— Begin Material supplied —

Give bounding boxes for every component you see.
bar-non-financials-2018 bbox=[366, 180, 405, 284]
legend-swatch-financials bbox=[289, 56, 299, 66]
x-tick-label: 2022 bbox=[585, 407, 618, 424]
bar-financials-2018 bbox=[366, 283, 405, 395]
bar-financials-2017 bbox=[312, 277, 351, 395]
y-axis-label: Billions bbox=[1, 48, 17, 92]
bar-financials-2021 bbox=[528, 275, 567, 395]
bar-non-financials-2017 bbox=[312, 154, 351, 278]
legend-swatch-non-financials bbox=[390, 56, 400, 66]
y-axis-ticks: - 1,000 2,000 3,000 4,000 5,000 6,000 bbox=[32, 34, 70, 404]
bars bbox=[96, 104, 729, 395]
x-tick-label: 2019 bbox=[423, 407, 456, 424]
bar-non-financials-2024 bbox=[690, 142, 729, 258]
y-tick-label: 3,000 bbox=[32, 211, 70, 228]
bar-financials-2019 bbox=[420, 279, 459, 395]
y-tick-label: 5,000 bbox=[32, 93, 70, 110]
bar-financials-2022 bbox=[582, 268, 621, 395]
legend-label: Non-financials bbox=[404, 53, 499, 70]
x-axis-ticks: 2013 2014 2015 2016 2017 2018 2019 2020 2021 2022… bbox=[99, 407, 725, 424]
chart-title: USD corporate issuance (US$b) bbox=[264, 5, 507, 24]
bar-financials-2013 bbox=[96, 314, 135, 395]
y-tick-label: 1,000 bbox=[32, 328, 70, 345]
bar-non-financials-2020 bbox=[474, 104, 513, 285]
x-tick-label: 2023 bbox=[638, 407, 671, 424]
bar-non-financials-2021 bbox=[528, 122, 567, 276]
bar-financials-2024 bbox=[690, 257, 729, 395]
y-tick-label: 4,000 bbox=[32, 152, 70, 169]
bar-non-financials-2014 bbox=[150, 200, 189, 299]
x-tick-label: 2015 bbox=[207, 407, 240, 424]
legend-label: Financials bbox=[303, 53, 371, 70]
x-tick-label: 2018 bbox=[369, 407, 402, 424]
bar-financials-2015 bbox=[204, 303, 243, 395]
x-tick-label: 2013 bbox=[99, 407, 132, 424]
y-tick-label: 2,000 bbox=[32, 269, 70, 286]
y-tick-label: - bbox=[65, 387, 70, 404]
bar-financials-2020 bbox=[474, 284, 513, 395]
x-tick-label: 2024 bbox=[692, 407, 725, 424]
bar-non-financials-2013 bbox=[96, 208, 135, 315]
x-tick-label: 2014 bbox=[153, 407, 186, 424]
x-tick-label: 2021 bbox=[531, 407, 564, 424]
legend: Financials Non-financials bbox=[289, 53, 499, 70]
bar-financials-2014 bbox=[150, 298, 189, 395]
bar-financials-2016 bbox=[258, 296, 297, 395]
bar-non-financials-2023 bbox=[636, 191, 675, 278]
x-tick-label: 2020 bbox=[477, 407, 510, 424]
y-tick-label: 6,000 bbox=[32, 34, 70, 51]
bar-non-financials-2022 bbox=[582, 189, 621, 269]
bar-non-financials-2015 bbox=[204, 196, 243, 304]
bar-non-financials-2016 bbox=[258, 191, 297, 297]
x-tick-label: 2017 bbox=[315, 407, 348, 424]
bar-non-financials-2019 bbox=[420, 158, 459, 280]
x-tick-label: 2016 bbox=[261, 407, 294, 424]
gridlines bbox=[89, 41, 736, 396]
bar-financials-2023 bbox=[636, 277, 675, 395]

— End Material supplied —

**Task prompt**.
Copy every line of the entry above verbatim, keeping each line unchanged.

**Solution to this problem**.
Give bounding boxes for every component you see.
bar-non-financials-2018 bbox=[366, 180, 405, 284]
legend-swatch-financials bbox=[289, 56, 299, 66]
x-tick-label: 2022 bbox=[585, 407, 618, 424]
bar-financials-2018 bbox=[366, 283, 405, 395]
bar-financials-2017 bbox=[312, 277, 351, 395]
y-axis-label: Billions bbox=[1, 48, 17, 92]
bar-financials-2021 bbox=[528, 275, 567, 395]
bar-non-financials-2017 bbox=[312, 154, 351, 278]
legend-swatch-non-financials bbox=[390, 56, 400, 66]
y-axis-ticks: - 1,000 2,000 3,000 4,000 5,000 6,000 bbox=[32, 34, 70, 404]
bars bbox=[96, 104, 729, 395]
x-tick-label: 2019 bbox=[423, 407, 456, 424]
bar-non-financials-2024 bbox=[690, 142, 729, 258]
y-tick-label: 3,000 bbox=[32, 211, 70, 228]
bar-financials-2019 bbox=[420, 279, 459, 395]
y-tick-label: 5,000 bbox=[32, 93, 70, 110]
bar-financials-2022 bbox=[582, 268, 621, 395]
legend-label: Non-financials bbox=[404, 53, 499, 70]
x-axis-ticks: 2013 2014 2015 2016 2017 2018 2019 2020 2021 2022… bbox=[99, 407, 725, 424]
chart-title: USD corporate issuance (US$b) bbox=[264, 5, 507, 24]
bar-financials-2013 bbox=[96, 314, 135, 395]
y-tick-label: 1,000 bbox=[32, 328, 70, 345]
bar-non-financials-2020 bbox=[474, 104, 513, 285]
x-tick-label: 2023 bbox=[638, 407, 671, 424]
bar-non-financials-2021 bbox=[528, 122, 567, 276]
bar-financials-2024 bbox=[690, 257, 729, 395]
y-tick-label: 4,000 bbox=[32, 152, 70, 169]
bar-non-financials-2014 bbox=[150, 200, 189, 299]
x-tick-label: 2015 bbox=[207, 407, 240, 424]
legend-label: Financials bbox=[303, 53, 371, 70]
x-tick-label: 2018 bbox=[369, 407, 402, 424]
bar-financials-2015 bbox=[204, 303, 243, 395]
x-tick-label: 2013 bbox=[99, 407, 132, 424]
y-tick-label: 2,000 bbox=[32, 269, 70, 286]
y-tick-label: - bbox=[65, 387, 70, 404]
bar-financials-2020 bbox=[474, 284, 513, 395]
x-tick-label: 2024 bbox=[692, 407, 725, 424]
bar-non-financials-2013 bbox=[96, 208, 135, 315]
x-tick-label: 2014 bbox=[153, 407, 186, 424]
x-tick-label: 2021 bbox=[531, 407, 564, 424]
legend: Financials Non-financials bbox=[289, 53, 499, 70]
bar-financials-2014 bbox=[150, 298, 189, 395]
bar-financials-2016 bbox=[258, 296, 297, 395]
bar-non-financials-2023 bbox=[636, 191, 675, 278]
x-tick-label: 2020 bbox=[477, 407, 510, 424]
y-tick-label: 6,000 bbox=[32, 34, 70, 51]
bar-non-financials-2022 bbox=[582, 189, 621, 269]
bar-non-financials-2015 bbox=[204, 196, 243, 304]
bar-non-financials-2016 bbox=[258, 191, 297, 297]
x-tick-label: 2017 bbox=[315, 407, 348, 424]
bar-non-financials-2019 bbox=[420, 158, 459, 280]
x-tick-label: 2016 bbox=[261, 407, 294, 424]
gridlines bbox=[89, 41, 736, 396]
bar-financials-2023 bbox=[636, 277, 675, 395]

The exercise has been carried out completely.